(Dataset entries)
————————
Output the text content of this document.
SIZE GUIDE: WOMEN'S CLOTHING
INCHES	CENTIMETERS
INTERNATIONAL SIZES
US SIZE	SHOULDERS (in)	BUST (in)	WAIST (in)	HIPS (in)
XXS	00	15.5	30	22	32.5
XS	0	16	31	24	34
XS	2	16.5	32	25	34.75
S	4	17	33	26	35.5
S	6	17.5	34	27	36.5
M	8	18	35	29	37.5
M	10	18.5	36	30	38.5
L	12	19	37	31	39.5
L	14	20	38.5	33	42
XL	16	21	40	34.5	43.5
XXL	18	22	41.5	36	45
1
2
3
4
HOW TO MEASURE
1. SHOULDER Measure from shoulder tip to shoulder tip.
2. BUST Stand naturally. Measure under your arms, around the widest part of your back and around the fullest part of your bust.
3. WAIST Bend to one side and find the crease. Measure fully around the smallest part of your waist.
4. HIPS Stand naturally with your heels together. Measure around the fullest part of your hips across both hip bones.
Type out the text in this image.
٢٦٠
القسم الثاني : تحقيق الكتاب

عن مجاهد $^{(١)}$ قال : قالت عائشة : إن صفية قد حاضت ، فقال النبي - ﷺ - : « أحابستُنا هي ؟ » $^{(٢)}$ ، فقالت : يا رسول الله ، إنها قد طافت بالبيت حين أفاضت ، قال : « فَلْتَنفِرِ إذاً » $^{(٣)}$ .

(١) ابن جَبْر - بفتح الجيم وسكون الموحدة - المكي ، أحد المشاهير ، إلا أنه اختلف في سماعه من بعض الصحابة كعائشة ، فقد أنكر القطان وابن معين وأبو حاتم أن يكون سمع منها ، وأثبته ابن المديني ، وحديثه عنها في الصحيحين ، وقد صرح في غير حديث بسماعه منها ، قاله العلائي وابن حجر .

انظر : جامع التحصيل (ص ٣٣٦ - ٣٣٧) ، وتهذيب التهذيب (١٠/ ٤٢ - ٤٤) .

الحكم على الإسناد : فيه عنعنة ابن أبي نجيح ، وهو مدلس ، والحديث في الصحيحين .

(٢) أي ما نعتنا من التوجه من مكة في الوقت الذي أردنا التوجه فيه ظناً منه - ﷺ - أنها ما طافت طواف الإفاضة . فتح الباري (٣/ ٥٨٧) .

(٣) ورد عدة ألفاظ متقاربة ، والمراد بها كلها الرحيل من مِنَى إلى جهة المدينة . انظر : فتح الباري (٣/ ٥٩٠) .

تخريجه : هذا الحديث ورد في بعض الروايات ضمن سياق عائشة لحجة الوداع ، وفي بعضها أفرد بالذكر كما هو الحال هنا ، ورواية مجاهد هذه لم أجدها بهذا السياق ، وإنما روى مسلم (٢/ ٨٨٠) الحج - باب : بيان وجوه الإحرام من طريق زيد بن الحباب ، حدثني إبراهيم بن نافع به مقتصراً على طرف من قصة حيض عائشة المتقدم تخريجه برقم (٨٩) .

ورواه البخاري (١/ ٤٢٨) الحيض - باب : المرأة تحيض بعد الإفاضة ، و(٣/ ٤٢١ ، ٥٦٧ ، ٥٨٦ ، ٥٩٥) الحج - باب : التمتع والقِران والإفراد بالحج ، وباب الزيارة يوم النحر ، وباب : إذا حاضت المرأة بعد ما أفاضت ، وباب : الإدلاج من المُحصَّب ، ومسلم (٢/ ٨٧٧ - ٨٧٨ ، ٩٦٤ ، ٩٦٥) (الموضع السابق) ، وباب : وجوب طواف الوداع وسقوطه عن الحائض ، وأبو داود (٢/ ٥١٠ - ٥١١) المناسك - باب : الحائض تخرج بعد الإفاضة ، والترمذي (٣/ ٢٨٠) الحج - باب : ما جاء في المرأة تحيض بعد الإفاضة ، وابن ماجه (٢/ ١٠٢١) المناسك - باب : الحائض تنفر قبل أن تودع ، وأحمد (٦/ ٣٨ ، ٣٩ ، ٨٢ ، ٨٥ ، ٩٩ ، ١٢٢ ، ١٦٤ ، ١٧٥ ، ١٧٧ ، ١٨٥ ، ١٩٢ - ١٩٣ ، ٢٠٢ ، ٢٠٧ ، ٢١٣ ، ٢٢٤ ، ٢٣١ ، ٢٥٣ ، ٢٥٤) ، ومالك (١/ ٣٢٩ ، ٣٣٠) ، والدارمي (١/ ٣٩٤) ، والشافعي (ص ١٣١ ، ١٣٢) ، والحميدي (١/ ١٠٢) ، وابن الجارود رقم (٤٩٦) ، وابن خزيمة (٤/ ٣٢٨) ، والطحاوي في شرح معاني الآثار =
————————
▶ _Short exercise_
Look through the records and gather each line with the word "الصحيحين".

▶ _Answer to the exercise_
(١) ابن جَبْر - بفتح الجيم وسكون الموحدة - المكي ، أحد المشاهير ، إلا أنه اختلف في سماعه من بعض الصحابة كعائشة ، فقد أنكر القطان وابن معين وأبو حاتم أن يكون سمع منها ، وأثبته ابن المديني ، وحديثه عنها في الصحيحين ، وقد صرح في غير حديث بسماعه منها ، قاله العلائي وابن حجر .
الحكم على الإسناد : فيه عنعنة ابن أبي نجيح ، وهو مدلس ، والحديث في الصحيحين .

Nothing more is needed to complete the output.